** START **
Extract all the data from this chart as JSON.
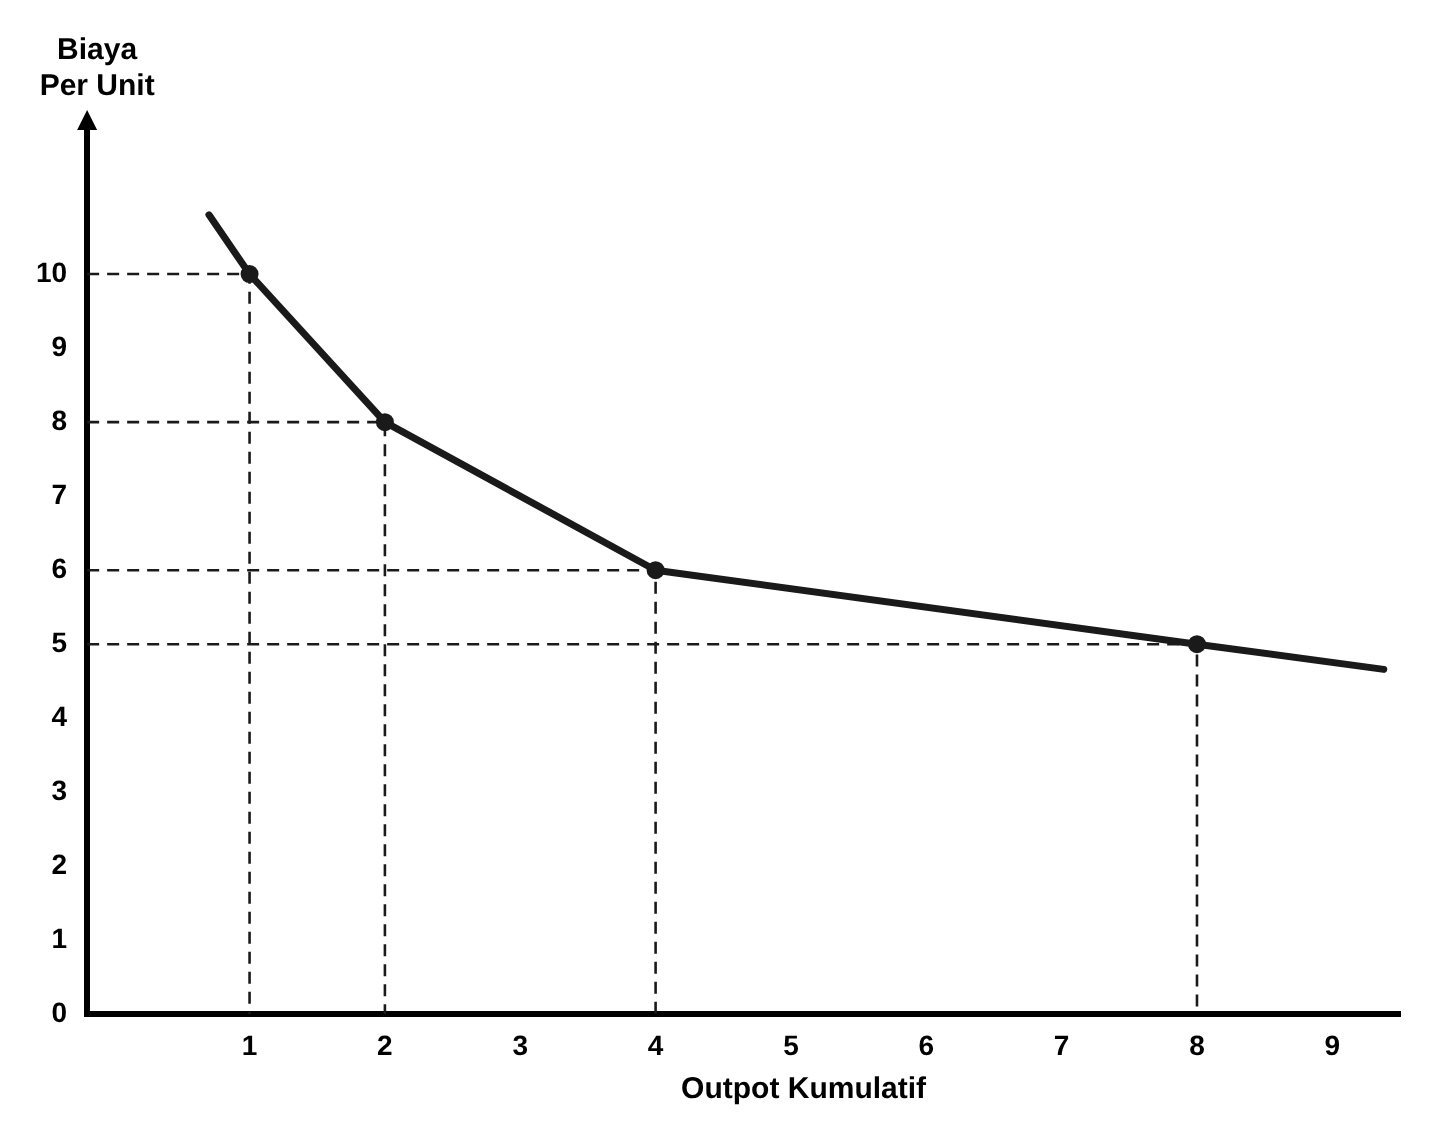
{
  "chart_data": {
    "type": "line",
    "xlabel": "Outpot Kumulatif",
    "ylabel": "Biaya Per Unit",
    "xlim": [
      -0.2,
      9.5
    ],
    "ylim": [
      0,
      12
    ],
    "xticks": [
      1,
      2,
      3,
      4,
      5,
      6,
      7,
      8,
      9
    ],
    "yticks": [
      0,
      1,
      2,
      3,
      4,
      5,
      6,
      7,
      8,
      9,
      10
    ],
    "grid": false,
    "legend": false,
    "series": [
      {
        "color": "#1a1a1a",
        "marker": "none",
        "x": [
          0.7,
          1,
          2,
          4,
          8,
          9.38
        ],
        "values": [
          10.8,
          10,
          8,
          6,
          5,
          4.66
        ]
      },
      {
        "type": "scatter",
        "color": "#1a1a1a",
        "marker": "circle",
        "x": [
          1,
          2,
          4,
          8
        ],
        "values": [
          10,
          8,
          6,
          5
        ]
      },
      {
        "color": "#1a1a1a",
        "marker": "none",
        "line_style": "dashed",
        "x": [
          -0.2,
          1,
          1
        ],
        "values": [
          10,
          10,
          0
        ]
      },
      {
        "color": "#1a1a1a",
        "marker": "none",
        "line_style": "dashed",
        "x": [
          -0.2,
          2,
          2
        ],
        "values": [
          8,
          8,
          0
        ]
      },
      {
        "color": "#1a1a1a",
        "marker": "none",
        "line_style": "dashed",
        "x": [
          -0.2,
          4,
          4
        ],
        "values": [
          6,
          6,
          0
        ]
      },
      {
        "color": "#1a1a1a",
        "marker": "none",
        "line_style": "dashed",
        "x": [
          -0.2,
          8,
          8
        ],
        "values": [
          5,
          5,
          0
        ]
      }
    ]
  }
}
** END **
- **Exercise brief**
Print the entries above exactly, taking out only the pictures.

- **Task result**
Extract all the data from this chart as JSON.
{
  "chart_data": {
    "type": "line",
    "xlabel": "Outpot Kumulatif",
    "ylabel": "Biaya Per Unit",
    "xlim": [
      -0.2,
      9.5
    ],
    "ylim": [
      0,
      12
    ],
    "xticks": [
      1,
      2,
      3,
      4,
      5,
      6,
      7,
      8,
      9
    ],
    "yticks": [
      0,
      1,
      2,
      3,
      4,
      5,
      6,
      7,
      8,
      9,
      10
    ],
    "grid": false,
    "legend": false,
    "series": [
      {
        "color": "#1a1a1a",
        "marker": "none",
        "x": [
          0.7,
          1,
          2,
          4,
          8,
          9.38
        ],
        "values": [
          10.8,
          10,
          8,
          6,
          5,
          4.66
        ]
      },
      {
        "type": "scatter",
        "color": "#1a1a1a",
        "marker": "circle",
        "x": [
          1,
          2,
          4,
          8
        ],
        "values": [
          10,
          8,
          6,
          5
        ]
      },
      {
        "color": "#1a1a1a",
        "marker": "none",
        "line_style": "dashed",
        "x": [
          -0.2,
          1,
          1
        ],
        "values": [
          10,
          10,
          0
        ]
      },
      {
        "color": "#1a1a1a",
        "marker": "none",
        "line_style": "dashed",
        "x": [
          -0.2,
          2,
          2
        ],
        "values": [
          8,
          8,
          0
        ]
      },
      {
        "color": "#1a1a1a",
        "marker": "none",
        "line_style": "dashed",
        "x": [
          -0.2,
          4,
          4
        ],
        "values": [
          6,
          6,
          0
        ]
      },
      {
        "color": "#1a1a1a",
        "marker": "none",
        "line_style": "dashed",
        "x": [
          -0.2,
          8,
          8
        ],
        "values": [
          5,
          5,
          0
        ]
      }
    ]
  }
}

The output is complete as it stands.